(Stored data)
========

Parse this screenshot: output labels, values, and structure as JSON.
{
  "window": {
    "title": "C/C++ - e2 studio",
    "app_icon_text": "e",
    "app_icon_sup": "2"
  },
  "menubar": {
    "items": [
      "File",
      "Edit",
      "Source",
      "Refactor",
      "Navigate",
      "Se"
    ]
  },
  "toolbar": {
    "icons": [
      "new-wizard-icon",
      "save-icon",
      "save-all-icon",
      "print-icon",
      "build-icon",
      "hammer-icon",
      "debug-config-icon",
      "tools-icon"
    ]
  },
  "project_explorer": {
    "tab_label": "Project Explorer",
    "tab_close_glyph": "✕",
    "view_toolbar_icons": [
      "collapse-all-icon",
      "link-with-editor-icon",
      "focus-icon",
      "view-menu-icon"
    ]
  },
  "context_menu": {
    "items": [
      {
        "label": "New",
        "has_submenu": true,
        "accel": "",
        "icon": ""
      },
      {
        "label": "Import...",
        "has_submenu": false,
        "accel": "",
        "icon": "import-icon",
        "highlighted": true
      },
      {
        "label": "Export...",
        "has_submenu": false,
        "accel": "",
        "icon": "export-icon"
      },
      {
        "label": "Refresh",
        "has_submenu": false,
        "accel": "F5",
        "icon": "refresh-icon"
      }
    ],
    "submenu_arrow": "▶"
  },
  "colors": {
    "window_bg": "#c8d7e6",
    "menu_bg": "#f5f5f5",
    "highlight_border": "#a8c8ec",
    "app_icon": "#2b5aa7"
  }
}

========

Copy all the lines, exactly.

Parse this screenshot: output labels, values, and structure as JSON.
{
  "window": {
    "title": "C/C++ - e2 studio",
    "app_icon_text": "e",
    "app_icon_sup": "2"
  },
  "menubar": {
    "items": [
      "File",
      "Edit",
      "Source",
      "Refactor",
      "Navigate",
      "Se"
    ]
  },
  "toolbar": {
    "icons": [
      "new-wizard-icon",
      "save-icon",
      "save-all-icon",
      "print-icon",
      "build-icon",
      "hammer-icon",
      "debug-config-icon",
      "tools-icon"
    ]
  },
  "project_explorer": {
    "tab_label": "Project Explorer",
    "tab_close_glyph": "✕",
    "view_toolbar_icons": [
      "collapse-all-icon",
      "link-with-editor-icon",
      "focus-icon",
      "view-menu-icon"
    ]
  },
  "context_menu": {
    "items": [
      {
        "label": "New",
        "has_submenu": true,
        "accel": "",
        "icon": ""
      },
      {
        "label": "Import...",
        "has_submenu": false,
        "accel": "",
        "icon": "import-icon",
        "highlighted": true
      },
      {
        "label": "Export...",
        "has_submenu": false,
        "accel": "",
        "icon": "export-icon"
      },
      {
        "label": "Refresh",
        "has_submenu": false,
        "accel": "F5",
        "icon": "refresh-icon"
      }
    ],
    "submenu_arrow": "▶"
  },
  "colors": {
    "window_bg": "#c8d7e6",
    "menu_bg": "#f5f5f5",
    "highlight_border": "#a8c8ec",
    "app_icon": "#2b5aa7"
  }
}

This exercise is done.